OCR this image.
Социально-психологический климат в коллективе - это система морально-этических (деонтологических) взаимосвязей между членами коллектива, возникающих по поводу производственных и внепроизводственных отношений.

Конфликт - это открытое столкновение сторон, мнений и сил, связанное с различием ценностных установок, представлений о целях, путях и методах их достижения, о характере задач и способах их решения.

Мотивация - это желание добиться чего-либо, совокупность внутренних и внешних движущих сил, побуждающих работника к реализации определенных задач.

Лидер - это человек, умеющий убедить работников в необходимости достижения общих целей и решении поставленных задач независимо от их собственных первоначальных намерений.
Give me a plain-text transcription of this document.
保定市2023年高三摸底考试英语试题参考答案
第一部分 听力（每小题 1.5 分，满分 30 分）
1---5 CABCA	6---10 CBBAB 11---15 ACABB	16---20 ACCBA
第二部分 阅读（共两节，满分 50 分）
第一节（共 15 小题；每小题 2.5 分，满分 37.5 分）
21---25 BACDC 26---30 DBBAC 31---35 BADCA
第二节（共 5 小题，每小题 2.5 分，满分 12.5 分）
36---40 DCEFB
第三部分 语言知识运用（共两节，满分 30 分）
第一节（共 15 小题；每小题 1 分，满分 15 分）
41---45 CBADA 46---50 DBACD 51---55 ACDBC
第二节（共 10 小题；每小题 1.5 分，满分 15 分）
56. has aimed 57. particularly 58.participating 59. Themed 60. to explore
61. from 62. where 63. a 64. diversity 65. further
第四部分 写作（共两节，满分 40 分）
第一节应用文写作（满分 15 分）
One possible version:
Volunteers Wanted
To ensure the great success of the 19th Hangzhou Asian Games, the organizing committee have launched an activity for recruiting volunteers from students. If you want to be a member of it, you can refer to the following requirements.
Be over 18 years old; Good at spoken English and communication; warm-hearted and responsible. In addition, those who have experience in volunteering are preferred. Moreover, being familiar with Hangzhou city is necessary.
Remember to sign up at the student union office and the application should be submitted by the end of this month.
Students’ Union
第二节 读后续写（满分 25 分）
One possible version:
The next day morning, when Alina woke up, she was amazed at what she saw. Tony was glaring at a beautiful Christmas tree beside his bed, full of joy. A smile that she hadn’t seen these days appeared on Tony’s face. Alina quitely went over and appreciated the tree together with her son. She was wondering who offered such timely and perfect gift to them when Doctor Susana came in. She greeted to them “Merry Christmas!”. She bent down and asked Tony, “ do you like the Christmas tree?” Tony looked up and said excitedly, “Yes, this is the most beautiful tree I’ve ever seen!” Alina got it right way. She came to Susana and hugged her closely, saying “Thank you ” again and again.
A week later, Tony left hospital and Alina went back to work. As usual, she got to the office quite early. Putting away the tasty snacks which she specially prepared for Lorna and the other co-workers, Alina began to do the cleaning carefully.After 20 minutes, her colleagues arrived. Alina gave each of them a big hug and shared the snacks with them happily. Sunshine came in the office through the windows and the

INSTRUCTION:
Reproduce the listing above word for word.

FULL SOLUTION:
OCR this image.
Социально-психологический климат в коллективе - это система морально-этических (деонтологических) взаимосвязей между членами коллектива, возникающих по поводу производственных и внепроизводственных отношений.

Конфликт - это открытое столкновение сторон, мнений и сил, связанное с различием ценностных установок, представлений о целях, путях и методах их достижения, о характере задач и способах их решения.

Мотивация - это желание добиться чего-либо, совокупность внутренних и внешних движущих сил, побуждающих работника к реализации определенных задач.

Лидер - это человек, умеющий убедить работников в необходимости достижения общих целей и решении поставленных задач независимо от их собственных первоначальных намерений.
Give me a plain-text transcription of this document.
保定市2023年高三摸底考试英语试题参考答案
第一部分 听力（每小题 1.5 分，满分 30 分）
1---5 CABCA	6---10 CBBAB 11---15 ACABB	16---20 ACCBA
第二部分 阅读（共两节，满分 50 分）
第一节（共 15 小题；每小题 2.5 分，满分 37.5 分）
21---25 BACDC 26---30 DBBAC 31---35 BADCA
第二节（共 5 小题，每小题 2.5 分，满分 12.5 分）
36---40 DCEFB
第三部分 语言知识运用（共两节，满分 30 分）
第一节（共 15 小题；每小题 1 分，满分 15 分）
41---45 CBADA 46---50 DBACD 51---55 ACDBC
第二节（共 10 小题；每小题 1.5 分，满分 15 分）
56. has aimed 57. particularly 58.participating 59. Themed 60. to explore
61. from 62. where 63. a 64. diversity 65. further
第四部分 写作（共两节，满分 40 分）
第一节应用文写作（满分 15 分）
One possible version:
Volunteers Wanted
To ensure the great success of the 19th Hangzhou Asian Games, the organizing committee have launched an activity for recruiting volunteers from students. If you want to be a member of it, you can refer to the following requirements.
Be over 18 years old; Good at spoken English and communication; warm-hearted and responsible. In addition, those who have experience in volunteering are preferred. Moreover, being familiar with Hangzhou city is necessary.
Remember to sign up at the student union office and the application should be submitted by the end of this month.
Students’ Union
第二节 读后续写（满分 25 分）
One possible version:
The next day morning, when Alina woke up, she was amazed at what she saw. Tony was glaring at a beautiful Christmas tree beside his bed, full of joy. A smile that she hadn’t seen these days appeared on Tony’s face. Alina quitely went over and appreciated the tree together with her son. She was wondering who offered such timely and perfect gift to them when Doctor Susana came in. She greeted to them “Merry Christmas!”. She bent down and asked Tony, “ do you like the Christmas tree?” Tony looked up and said excitedly, “Yes, this is the most beautiful tree I’ve ever seen!” Alina got it right way. She came to Susana and hugged her closely, saying “Thank you ” again and again.
A week later, Tony left hospital and Alina went back to work. As usual, she got to the office quite early. Putting away the tasty snacks which she specially prepared for Lorna and the other co-workers, Alina began to do the cleaning carefully.After 20 minutes, her colleagues arrived. Alina gave each of them a big hug and shared the snacks with them happily. Sunshine came in the office through the windows and the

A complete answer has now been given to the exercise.